» **Material for this exercise**:
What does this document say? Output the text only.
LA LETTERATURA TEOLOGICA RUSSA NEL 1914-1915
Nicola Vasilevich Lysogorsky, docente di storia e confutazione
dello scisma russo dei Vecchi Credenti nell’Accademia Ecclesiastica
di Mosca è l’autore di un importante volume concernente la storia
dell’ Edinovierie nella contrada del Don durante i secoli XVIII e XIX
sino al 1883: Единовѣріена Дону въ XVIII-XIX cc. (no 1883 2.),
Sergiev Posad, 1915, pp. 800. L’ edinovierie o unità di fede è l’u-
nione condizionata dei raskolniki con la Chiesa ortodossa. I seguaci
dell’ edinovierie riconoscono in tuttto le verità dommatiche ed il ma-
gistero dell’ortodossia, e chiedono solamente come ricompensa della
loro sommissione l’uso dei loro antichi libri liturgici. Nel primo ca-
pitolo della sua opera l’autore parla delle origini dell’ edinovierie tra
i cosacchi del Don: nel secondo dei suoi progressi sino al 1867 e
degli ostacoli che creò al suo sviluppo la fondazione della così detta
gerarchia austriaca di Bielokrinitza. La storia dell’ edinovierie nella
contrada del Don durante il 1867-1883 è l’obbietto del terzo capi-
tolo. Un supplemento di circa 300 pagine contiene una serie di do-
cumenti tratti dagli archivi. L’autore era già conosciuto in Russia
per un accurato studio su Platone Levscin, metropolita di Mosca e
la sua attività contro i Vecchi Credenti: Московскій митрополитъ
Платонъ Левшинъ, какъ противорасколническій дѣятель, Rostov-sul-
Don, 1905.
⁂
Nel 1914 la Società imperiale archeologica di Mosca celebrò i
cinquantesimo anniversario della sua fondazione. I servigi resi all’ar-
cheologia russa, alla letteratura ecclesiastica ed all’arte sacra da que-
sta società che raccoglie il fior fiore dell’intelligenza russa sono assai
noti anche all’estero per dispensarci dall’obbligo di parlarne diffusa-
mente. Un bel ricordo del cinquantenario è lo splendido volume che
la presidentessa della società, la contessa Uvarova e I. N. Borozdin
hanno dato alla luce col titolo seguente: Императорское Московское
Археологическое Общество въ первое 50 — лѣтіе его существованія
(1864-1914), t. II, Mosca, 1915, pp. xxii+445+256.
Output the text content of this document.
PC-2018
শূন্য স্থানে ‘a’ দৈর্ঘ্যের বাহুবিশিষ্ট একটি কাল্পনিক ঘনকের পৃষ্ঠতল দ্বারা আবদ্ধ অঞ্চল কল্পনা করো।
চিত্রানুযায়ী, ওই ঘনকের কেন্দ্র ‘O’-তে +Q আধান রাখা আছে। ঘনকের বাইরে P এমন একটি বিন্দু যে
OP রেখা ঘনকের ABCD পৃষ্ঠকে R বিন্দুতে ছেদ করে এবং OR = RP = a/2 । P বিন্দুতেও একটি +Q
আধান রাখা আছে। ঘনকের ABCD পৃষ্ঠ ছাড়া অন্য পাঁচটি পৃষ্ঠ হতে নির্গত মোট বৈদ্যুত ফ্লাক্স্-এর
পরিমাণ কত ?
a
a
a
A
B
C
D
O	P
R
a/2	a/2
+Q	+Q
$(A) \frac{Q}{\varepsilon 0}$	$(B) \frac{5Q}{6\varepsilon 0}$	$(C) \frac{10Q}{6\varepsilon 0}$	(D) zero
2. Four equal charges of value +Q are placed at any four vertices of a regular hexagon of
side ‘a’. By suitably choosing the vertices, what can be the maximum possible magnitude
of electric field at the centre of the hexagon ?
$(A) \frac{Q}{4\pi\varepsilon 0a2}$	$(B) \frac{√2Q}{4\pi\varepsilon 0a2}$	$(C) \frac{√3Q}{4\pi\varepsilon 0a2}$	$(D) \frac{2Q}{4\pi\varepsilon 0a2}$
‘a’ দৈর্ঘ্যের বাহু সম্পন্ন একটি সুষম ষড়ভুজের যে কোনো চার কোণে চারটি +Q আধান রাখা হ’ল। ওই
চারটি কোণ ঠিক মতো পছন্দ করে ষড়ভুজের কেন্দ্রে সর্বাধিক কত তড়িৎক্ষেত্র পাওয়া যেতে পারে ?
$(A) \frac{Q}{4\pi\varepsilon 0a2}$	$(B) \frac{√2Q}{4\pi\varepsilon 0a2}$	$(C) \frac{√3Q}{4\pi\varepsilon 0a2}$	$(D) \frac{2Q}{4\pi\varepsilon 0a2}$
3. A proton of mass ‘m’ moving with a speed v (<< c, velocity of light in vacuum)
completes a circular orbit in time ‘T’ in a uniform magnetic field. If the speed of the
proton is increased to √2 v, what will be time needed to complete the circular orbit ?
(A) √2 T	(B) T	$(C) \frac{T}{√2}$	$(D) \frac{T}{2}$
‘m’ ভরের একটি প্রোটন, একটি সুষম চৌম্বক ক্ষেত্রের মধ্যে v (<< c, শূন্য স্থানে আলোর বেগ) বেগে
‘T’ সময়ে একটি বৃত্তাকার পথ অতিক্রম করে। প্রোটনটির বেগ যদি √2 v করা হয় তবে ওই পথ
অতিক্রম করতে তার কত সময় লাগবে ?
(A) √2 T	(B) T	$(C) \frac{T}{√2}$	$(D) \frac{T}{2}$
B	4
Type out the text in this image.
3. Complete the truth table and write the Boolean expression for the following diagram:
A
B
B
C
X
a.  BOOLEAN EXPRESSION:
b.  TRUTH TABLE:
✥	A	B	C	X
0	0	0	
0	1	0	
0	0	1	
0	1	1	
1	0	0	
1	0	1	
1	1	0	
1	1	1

» **Objective**: Nothing in the data may differ; print all of it exactly as written.

» **Right answer**:
What does this document say? Output the text only.
LA LETTERATURA TEOLOGICA RUSSA NEL 1914-1915
Nicola Vasilevich Lysogorsky, docente di storia e confutazione
dello scisma russo dei Vecchi Credenti nell’Accademia Ecclesiastica
di Mosca è l’autore di un importante volume concernente la storia
dell’ Edinovierie nella contrada del Don durante i secoli XVIII e XIX
sino al 1883: Единовѣріена Дону въ XVIII-XIX cc. (no 1883 2.),
Sergiev Posad, 1915, pp. 800. L’ edinovierie o unità di fede è l’u-
nione condizionata dei raskolniki con la Chiesa ortodossa. I seguaci
dell’ edinovierie riconoscono in tuttto le verità dommatiche ed il ma-
gistero dell’ortodossia, e chiedono solamente come ricompensa della
loro sommissione l’uso dei loro antichi libri liturgici. Nel primo ca-
pitolo della sua opera l’autore parla delle origini dell’ edinovierie tra
i cosacchi del Don: nel secondo dei suoi progressi sino al 1867 e
degli ostacoli che creò al suo sviluppo la fondazione della così detta
gerarchia austriaca di Bielokrinitza. La storia dell’ edinovierie nella
contrada del Don durante il 1867-1883 è l’obbietto del terzo capi-
tolo. Un supplemento di circa 300 pagine contiene una serie di do-
cumenti tratti dagli archivi. L’autore era già conosciuto in Russia
per un accurato studio su Platone Levscin, metropolita di Mosca e
la sua attività contro i Vecchi Credenti: Московскій митрополитъ
Платонъ Левшинъ, какъ противорасколническій дѣятель, Rostov-sul-
Don, 1905.
⁂
Nel 1914 la Società imperiale archeologica di Mosca celebrò i
cinquantesimo anniversario della sua fondazione. I servigi resi all’ar-
cheologia russa, alla letteratura ecclesiastica ed all’arte sacra da que-
sta società che raccoglie il fior fiore dell’intelligenza russa sono assai
noti anche all’estero per dispensarci dall’obbligo di parlarne diffusa-
mente. Un bel ricordo del cinquantenario è lo splendido volume che
la presidentessa della società, la contessa Uvarova e I. N. Borozdin
hanno dato alla luce col titolo seguente: Императорское Московское
Археологическое Общество въ первое 50 — лѣтіе его существованія
(1864-1914), t. II, Mosca, 1915, pp. xxii+445+256.
Output the text content of this document.
PC-2018
শূন্য স্থানে ‘a’ দৈর্ঘ্যের বাহুবিশিষ্ট একটি কাল্পনিক ঘনকের পৃষ্ঠতল দ্বারা আবদ্ধ অঞ্চল কল্পনা করো।
চিত্রানুযায়ী, ওই ঘনকের কেন্দ্র ‘O’-তে +Q আধান রাখা আছে। ঘনকের বাইরে P এমন একটি বিন্দু যে
OP রেখা ঘনকের ABCD পৃষ্ঠকে R বিন্দুতে ছেদ করে এবং OR = RP = a/2 । P বিন্দুতেও একটি +Q
আধান রাখা আছে। ঘনকের ABCD পৃষ্ঠ ছাড়া অন্য পাঁচটি পৃষ্ঠ হতে নির্গত মোট বৈদ্যুত ফ্লাক্স্-এর
পরিমাণ কত ?
a
a
a
A
B
C
D
O	P
R
a/2	a/2
+Q	+Q
$(A) \frac{Q}{\varepsilon 0}$	$(B) \frac{5Q}{6\varepsilon 0}$	$(C) \frac{10Q}{6\varepsilon 0}$	(D) zero
2. Four equal charges of value +Q are placed at any four vertices of a regular hexagon of
side ‘a’. By suitably choosing the vertices, what can be the maximum possible magnitude
of electric field at the centre of the hexagon ?
$(A) \frac{Q}{4\pi\varepsilon 0a2}$	$(B) \frac{√2Q}{4\pi\varepsilon 0a2}$	$(C) \frac{√3Q}{4\pi\varepsilon 0a2}$	$(D) \frac{2Q}{4\pi\varepsilon 0a2}$
‘a’ দৈর্ঘ্যের বাহু সম্পন্ন একটি সুষম ষড়ভুজের যে কোনো চার কোণে চারটি +Q আধান রাখা হ’ল। ওই
চারটি কোণ ঠিক মতো পছন্দ করে ষড়ভুজের কেন্দ্রে সর্বাধিক কত তড়িৎক্ষেত্র পাওয়া যেতে পারে ?
$(A) \frac{Q}{4\pi\varepsilon 0a2}$	$(B) \frac{√2Q}{4\pi\varepsilon 0a2}$	$(C) \frac{√3Q}{4\pi\varepsilon 0a2}$	$(D) \frac{2Q}{4\pi\varepsilon 0a2}$
3. A proton of mass ‘m’ moving with a speed v (<< c, velocity of light in vacuum)
completes a circular orbit in time ‘T’ in a uniform magnetic field. If the speed of the
proton is increased to √2 v, what will be time needed to complete the circular orbit ?
(A) √2 T	(B) T	$(C) \frac{T}{√2}$	$(D) \frac{T}{2}$
‘m’ ভরের একটি প্রোটন, একটি সুষম চৌম্বক ক্ষেত্রের মধ্যে v (<< c, শূন্য স্থানে আলোর বেগ) বেগে
‘T’ সময়ে একটি বৃত্তাকার পথ অতিক্রম করে। প্রোটনটির বেগ যদি √2 v করা হয় তবে ওই পথ
অতিক্রম করতে তার কত সময় লাগবে ?
(A) √2 T	(B) T	$(C) \frac{T}{√2}$	$(D) \frac{T}{2}$
B	4
Type out the text in this image.
3. Complete the truth table and write the Boolean expression for the following diagram:
A
B
B
C
X
a.  BOOLEAN EXPRESSION:
b.  TRUTH TABLE:
✥	A	B	C	X
0	0	0	
0	1	0	
0	0	1	
0	1	1	
1	0	0	
1	0	1	
1	1	0	
1	1	1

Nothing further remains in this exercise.